Stated problem:
Search the data for the string "حجازي" and extract every line where it appears.

»»

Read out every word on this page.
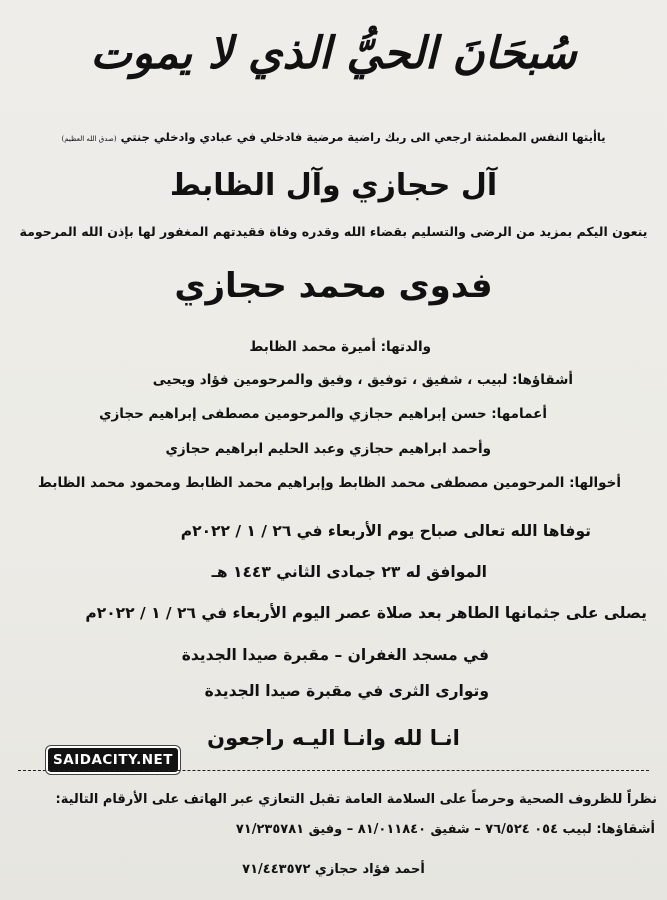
سُبحَانَ الحيُّ الذي لا يموت
ياأيتها النفس المطمئنة ارجعي الى ربك راضية مرضية فادخلي في عبادي وادخلي جنتي (صدق الله العظيم)
آل حجازي وآل الظابط
ينعون اليكم بمزيد من الرضى والتسليم بقضاء الله وقدره وفاة فقيدتهم المغفور لها بإذن الله المرحومة
فدوى محمد حجازي
والدتها: أميرة محمد الظابط
أشقاؤها: لبيب ، شفيق ، توفيق ، وفيق والمرحومين فؤاد ويحيى
أعمامها: حسن إبراهيم حجازي والمرحومين مصطفى إبراهيم حجازي
وأحمد ابراهيم حجازي وعبد الحليم ابراهيم حجازي
أخوالها: المرحومين مصطفى محمد الظابط وإبراهيم محمد الظابط ومحمود محمد الظابط
توفاها الله تعالى صباح يوم الأربعاء في ٢٦ / ١ / ٢٠٢٢م
الموافق له ٢٣ جمادى الثاني ١٤٤٣ هـ
يصلى على جثمانها الطاهر بعد صلاة عصر اليوم الأربعاء في ٢٦ / ١ / ٢٠٢٢م
في مسجد الغفران – مقبرة صيدا الجديدة
وتوارى الثرى في مقبرة صيدا الجديدة
انـا لله وانـا اليـه راجعون
SAIDACITY.NET
نظراً للظروف الصحية وحرصاً على السلامة العامة تقبل التعازي عبر الهاتف على الأرقام التالية:
أشقاؤها: لبيب ٠٥٤ ٧٦/٥٢٤ – شفيق ٨١/٠١١٨٤٠ – وفيق ٧١/٢٣٥٧٨١
أحمد فؤاد حجازي ٧١/٤٤٣٥٧٢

««

Worked solution:
آل حجازي وآل الظابط
فدوى محمد حجازي
أعمامها: حسن إبراهيم حجازي والمرحومين مصطفى إبراهيم حجازي
وأحمد ابراهيم حجازي وعبد الحليم ابراهيم حجازي
أحمد فؤاد حجازي ٧١/٤٤٣٥٧٢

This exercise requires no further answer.